Without the pictures, set down the records below word for word.

(Records about charts and figures)
====
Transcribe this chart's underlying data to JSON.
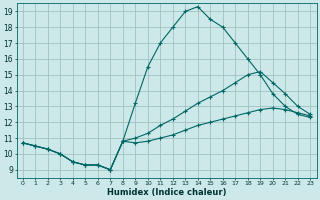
{
  "xlabel": "Humidex (Indice chaleur)",
  "bg_color": "#cce8e8",
  "grid_color": "#99bbbb",
  "line_color": "#006666",
  "tick_color": "#003333",
  "xlim": [
    -0.5,
    23.5
  ],
  "ylim": [
    8.5,
    19.5
  ],
  "yticks": [
    9,
    10,
    11,
    12,
    13,
    14,
    15,
    16,
    17,
    18,
    19
  ],
  "xticks": [
    0,
    1,
    2,
    3,
    4,
    5,
    6,
    7,
    8,
    9,
    10,
    11,
    12,
    13,
    14,
    15,
    16,
    17,
    18,
    19,
    20,
    21,
    22,
    23
  ],
  "line1_x": [
    0,
    1,
    2,
    3,
    4,
    5,
    6,
    7,
    8,
    9,
    10,
    11,
    12,
    13,
    14,
    15,
    16,
    17,
    18,
    19,
    20,
    21,
    22,
    23
  ],
  "line1_y": [
    10.7,
    10.5,
    10.3,
    10.0,
    9.5,
    9.3,
    9.3,
    9.0,
    10.8,
    13.2,
    15.5,
    17.0,
    18.0,
    19.0,
    19.3,
    18.5,
    18.0,
    17.0,
    16.0,
    15.0,
    13.8,
    13.0,
    12.5,
    12.3
  ],
  "line2_x": [
    0,
    1,
    2,
    3,
    4,
    5,
    6,
    7,
    8,
    9,
    10,
    11,
    12,
    13,
    14,
    15,
    16,
    17,
    18,
    19,
    20,
    21,
    22,
    23
  ],
  "line2_y": [
    10.7,
    10.5,
    10.3,
    10.0,
    9.5,
    9.3,
    9.3,
    9.0,
    10.8,
    11.0,
    11.3,
    11.8,
    12.2,
    12.7,
    13.2,
    13.6,
    14.0,
    14.5,
    15.0,
    15.2,
    14.5,
    13.8,
    13.0,
    12.5
  ],
  "line3_x": [
    0,
    1,
    2,
    3,
    4,
    5,
    6,
    7,
    8,
    9,
    10,
    11,
    12,
    13,
    14,
    15,
    16,
    17,
    18,
    19,
    20,
    21,
    22,
    23
  ],
  "line3_y": [
    10.7,
    10.5,
    10.3,
    10.0,
    9.5,
    9.3,
    9.3,
    9.0,
    10.8,
    10.7,
    10.8,
    11.0,
    11.2,
    11.5,
    11.8,
    12.0,
    12.2,
    12.4,
    12.6,
    12.8,
    12.9,
    12.8,
    12.6,
    12.4
  ]
}
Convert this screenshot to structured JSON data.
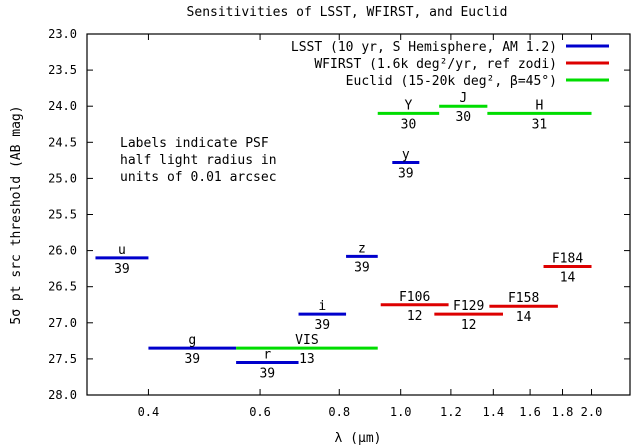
====
* Answer
Transcribe this chart's underlying data to JSON.
{
  "xlabel": "Humidex (Indice chaleur)",
  "bg_color": "#cce8e8",
  "grid_color": "#99bbbb",
  "line_color": "#006666",
  "tick_color": "#003333",
  "xlim": [
    -0.5,
    23.5
  ],
  "ylim": [
    8.5,
    19.5
  ],
  "yticks": [
    9,
    10,
    11,
    12,
    13,
    14,
    15,
    16,
    17,
    18,
    19
  ],
  "xticks": [
    0,
    1,
    2,
    3,
    4,
    5,
    6,
    7,
    8,
    9,
    10,
    11,
    12,
    13,
    14,
    15,
    16,
    17,
    18,
    19,
    20,
    21,
    22,
    23
  ],
  "line1_x": [
    0,
    1,
    2,
    3,
    4,
    5,
    6,
    7,
    8,
    9,
    10,
    11,
    12,
    13,
    14,
    15,
    16,
    17,
    18,
    19,
    20,
    21,
    22,
    23
  ],
  "line1_y": [
    10.7,
    10.5,
    10.3,
    10.0,
    9.5,
    9.3,
    9.3,
    9.0,
    10.8,
    13.2,
    15.5,
    17.0,
    18.0,
    19.0,
    19.3,
    18.5,
    18.0,
    17.0,
    16.0,
    15.0,
    13.8,
    13.0,
    12.5,
    12.3
  ],
  "line2_x": [
    0,
    1,
    2,
    3,
    4,
    5,
    6,
    7,
    8,
    9,
    10,
    11,
    12,
    13,
    14,
    15,
    16,
    17,
    18,
    19,
    20,
    21,
    22,
    23
  ],
  "line2_y": [
    10.7,
    10.5,
    10.3,
    10.0,
    9.5,
    9.3,
    9.3,
    9.0,
    10.8,
    11.0,
    11.3,
    11.8,
    12.2,
    12.7,
    13.2,
    13.6,
    14.0,
    14.5,
    15.0,
    15.2,
    14.5,
    13.8,
    13.0,
    12.5
  ],
  "line3_x": [
    0,
    1,
    2,
    3,
    4,
    5,
    6,
    7,
    8,
    9,
    10,
    11,
    12,
    13,
    14,
    15,
    16,
    17,
    18,
    19,
    20,
    21,
    22,
    23
  ],
  "line3_y": [
    10.7,
    10.5,
    10.3,
    10.0,
    9.5,
    9.3,
    9.3,
    9.0,
    10.8,
    10.7,
    10.8,
    11.0,
    11.2,
    11.5,
    11.8,
    12.0,
    12.2,
    12.4,
    12.6,
    12.8,
    12.9,
    12.8,
    12.6,
    12.4
  ]
}
Convert this screenshot to structured JSON data.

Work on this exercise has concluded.